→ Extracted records
▼

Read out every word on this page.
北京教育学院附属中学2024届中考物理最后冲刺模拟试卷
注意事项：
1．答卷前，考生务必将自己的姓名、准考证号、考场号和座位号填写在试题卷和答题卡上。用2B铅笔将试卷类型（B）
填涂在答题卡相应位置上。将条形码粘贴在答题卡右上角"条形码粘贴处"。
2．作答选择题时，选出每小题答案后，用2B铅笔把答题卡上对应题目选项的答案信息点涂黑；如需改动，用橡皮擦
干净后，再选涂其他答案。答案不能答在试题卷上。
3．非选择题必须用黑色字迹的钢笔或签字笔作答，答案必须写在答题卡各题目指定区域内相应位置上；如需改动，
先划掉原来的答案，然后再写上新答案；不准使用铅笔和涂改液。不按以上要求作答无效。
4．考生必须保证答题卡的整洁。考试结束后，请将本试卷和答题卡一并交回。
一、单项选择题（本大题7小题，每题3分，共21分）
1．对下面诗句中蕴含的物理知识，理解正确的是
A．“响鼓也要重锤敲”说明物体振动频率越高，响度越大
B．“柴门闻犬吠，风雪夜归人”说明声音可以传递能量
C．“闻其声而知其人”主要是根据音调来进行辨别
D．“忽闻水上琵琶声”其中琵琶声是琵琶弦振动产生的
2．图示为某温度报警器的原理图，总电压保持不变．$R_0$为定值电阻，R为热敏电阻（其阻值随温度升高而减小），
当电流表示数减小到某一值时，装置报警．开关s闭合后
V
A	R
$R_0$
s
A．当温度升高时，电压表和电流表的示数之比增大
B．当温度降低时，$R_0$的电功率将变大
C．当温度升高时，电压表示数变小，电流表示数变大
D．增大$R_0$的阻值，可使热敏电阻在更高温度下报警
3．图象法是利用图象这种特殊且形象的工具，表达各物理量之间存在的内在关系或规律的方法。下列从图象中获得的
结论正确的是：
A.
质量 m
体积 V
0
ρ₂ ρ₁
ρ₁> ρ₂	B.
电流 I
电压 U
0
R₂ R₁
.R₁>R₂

▲

→ What you should do
Extract the full set of entries word for word.

→ In response
Read out every word on this page.
北京教育学院附属中学2024届中考物理最后冲刺模拟试卷
注意事项：
1．答卷前，考生务必将自己的姓名、准考证号、考场号和座位号填写在试题卷和答题卡上。用2B铅笔将试卷类型（B）
填涂在答题卡相应位置上。将条形码粘贴在答题卡右上角"条形码粘贴处"。
2．作答选择题时，选出每小题答案后，用2B铅笔把答题卡上对应题目选项的答案信息点涂黑；如需改动，用橡皮擦
干净后，再选涂其他答案。答案不能答在试题卷上。
3．非选择题必须用黑色字迹的钢笔或签字笔作答，答案必须写在答题卡各题目指定区域内相应位置上；如需改动，
先划掉原来的答案，然后再写上新答案；不准使用铅笔和涂改液。不按以上要求作答无效。
4．考生必须保证答题卡的整洁。考试结束后，请将本试卷和答题卡一并交回。
一、单项选择题（本大题7小题，每题3分，共21分）
1．对下面诗句中蕴含的物理知识，理解正确的是
A．“响鼓也要重锤敲”说明物体振动频率越高，响度越大
B．“柴门闻犬吠，风雪夜归人”说明声音可以传递能量
C．“闻其声而知其人”主要是根据音调来进行辨别
D．“忽闻水上琵琶声”其中琵琶声是琵琶弦振动产生的
2．图示为某温度报警器的原理图，总电压保持不变．$R_0$为定值电阻，R为热敏电阻（其阻值随温度升高而减小），
当电流表示数减小到某一值时，装置报警．开关s闭合后
V
A	R
$R_0$
s
A．当温度升高时，电压表和电流表的示数之比增大
B．当温度降低时，$R_0$的电功率将变大
C．当温度升高时，电压表示数变小，电流表示数变大
D．增大$R_0$的阻值，可使热敏电阻在更高温度下报警
3．图象法是利用图象这种特殊且形象的工具，表达各物理量之间存在的内在关系或规律的方法。下列从图象中获得的
结论正确的是：
A.
质量 m
体积 V
0
ρ₂ ρ₁
ρ₁> ρ₂	B.
电流 I
电压 U
0
R₂ R₁
.R₁>R₂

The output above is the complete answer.